Exercise aim:
Check each line of the data for "youthful" and select those that have it.

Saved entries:

+-------+

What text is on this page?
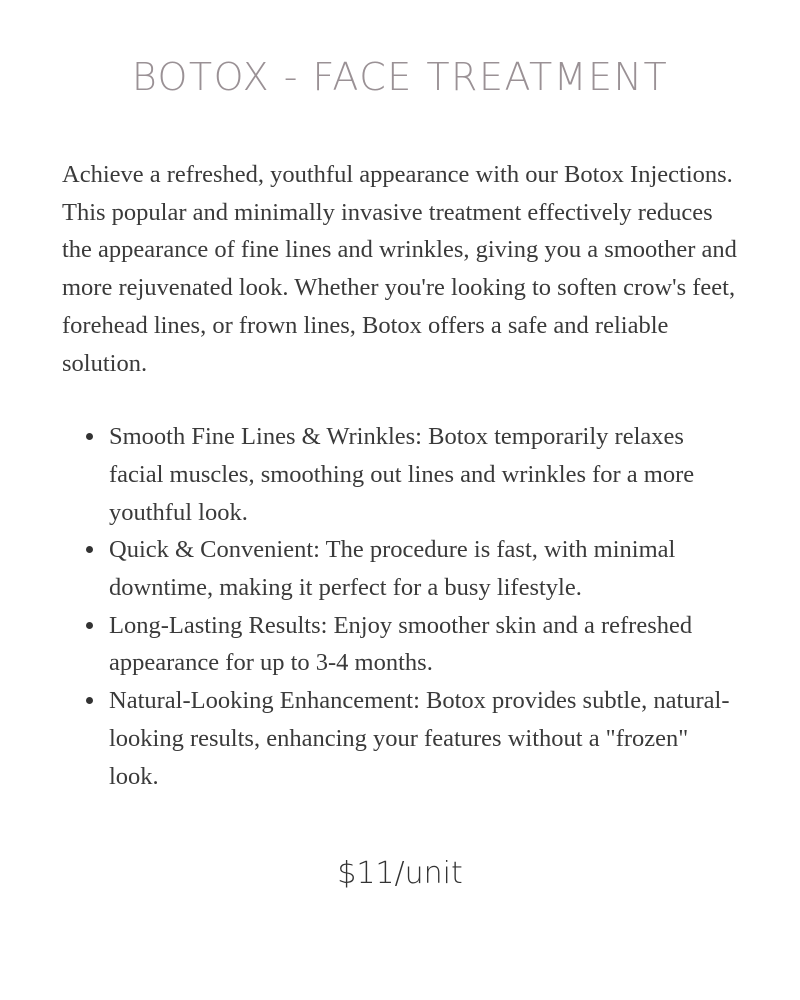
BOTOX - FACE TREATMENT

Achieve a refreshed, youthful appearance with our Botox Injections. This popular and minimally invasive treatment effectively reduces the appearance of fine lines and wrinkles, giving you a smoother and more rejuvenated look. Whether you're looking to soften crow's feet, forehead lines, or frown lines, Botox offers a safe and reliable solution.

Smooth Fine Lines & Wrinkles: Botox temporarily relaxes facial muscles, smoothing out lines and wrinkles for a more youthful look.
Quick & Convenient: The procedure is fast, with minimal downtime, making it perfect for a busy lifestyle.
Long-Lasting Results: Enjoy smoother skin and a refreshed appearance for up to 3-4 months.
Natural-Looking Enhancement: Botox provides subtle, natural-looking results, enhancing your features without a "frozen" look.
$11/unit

+-------+

Result for this task:
Achieve a refreshed, youthful appearance with our Botox Injections. This popular and minimally invasive treatment effectively reduces the appearance of fine lines and wrinkles, giving you a smoother and more rejuvenated look. Whether you're looking to soften crow's feet, forehead lines, or frown lines, Botox offers a safe and reliable solution.
Smooth Fine Lines & Wrinkles: Botox temporarily relaxes facial muscles, smoothing out lines and wrinkles for a more youthful look.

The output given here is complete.